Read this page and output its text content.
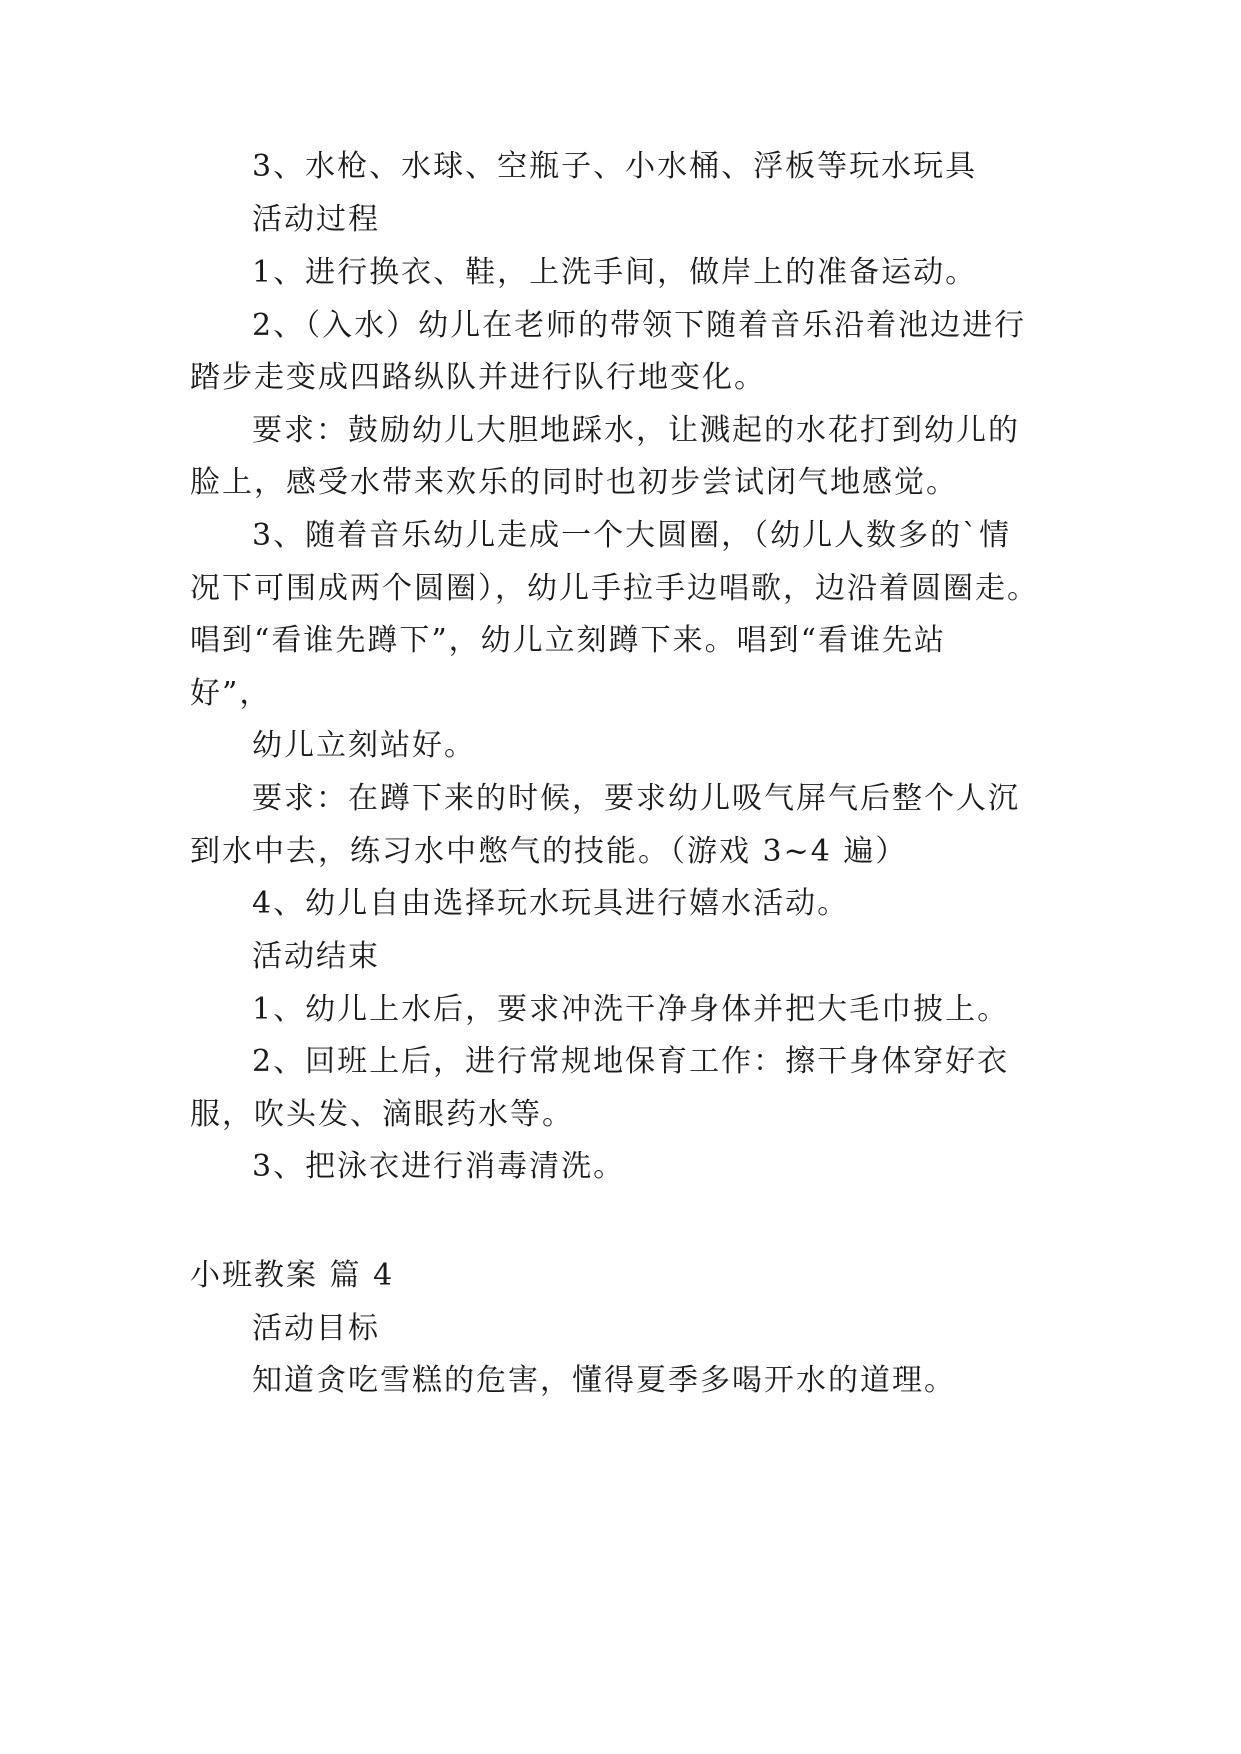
3、水枪、水球、空瓶子、小水桶、浮板等玩水玩具
活动过程
1、进行换衣、鞋，上洗手间，做岸上的准备运动。
2、（入水）幼儿在老师的带领下随着音乐沿着池边进行
踏步走变成四路纵队并进行队行地变化。
要求：鼓励幼儿大胆地踩水，让溅起的水花打到幼儿的
脸上，感受水带来欢乐的同时也初步尝试闭气地感觉。
3、随着音乐幼儿走成一个大圆圈，（幼儿人数多的`情
况下可围成两个圆圈），幼儿手拉手边唱歌，边沿着圆圈走。
唱到“看谁先蹲下”，幼儿立刻蹲下来。唱到“看谁先站
好”，
幼儿立刻站好。
要求：在蹲下来的时候，要求幼儿吸气屏气后整个人沉
到水中去，练习水中憋气的技能。（游戏 3~4 遍）
4、幼儿自由选择玩水玩具进行嬉水活动。
活动结束
1、幼儿上水后，要求冲洗干净身体并把大毛巾披上。
2、回班上后，进行常规地保育工作：擦干身体穿好衣
服，吹头发、滴眼药水等。
3、把泳衣进行消毒清洗。
小班教案 篇 4
活动目标
知道贪吃雪糕的危害，懂得夏季多喝开水的道理。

[WHAT YOU WILL DO]
Set the data above down again exactly as given, with no pictures.

[ANSWER FOR THIS EXERCISE]
Read this page and output its text content.
3、水枪、水球、空瓶子、小水桶、浮板等玩水玩具
活动过程
1、进行换衣、鞋，上洗手间，做岸上的准备运动。
2、（入水）幼儿在老师的带领下随着音乐沿着池边进行
踏步走变成四路纵队并进行队行地变化。
要求：鼓励幼儿大胆地踩水，让溅起的水花打到幼儿的
脸上，感受水带来欢乐的同时也初步尝试闭气地感觉。
3、随着音乐幼儿走成一个大圆圈，（幼儿人数多的`情
况下可围成两个圆圈），幼儿手拉手边唱歌，边沿着圆圈走。
唱到“看谁先蹲下”，幼儿立刻蹲下来。唱到“看谁先站
好”，
幼儿立刻站好。
要求：在蹲下来的时候，要求幼儿吸气屏气后整个人沉
到水中去，练习水中憋气的技能。（游戏 3~4 遍）
4、幼儿自由选择玩水玩具进行嬉水活动。
活动结束
1、幼儿上水后，要求冲洗干净身体并把大毛巾披上。
2、回班上后，进行常规地保育工作：擦干身体穿好衣
服，吹头发、滴眼药水等。
3、把泳衣进行消毒清洗。
小班教案 篇 4
活动目标
知道贪吃雪糕的危害，懂得夏季多喝开水的道理。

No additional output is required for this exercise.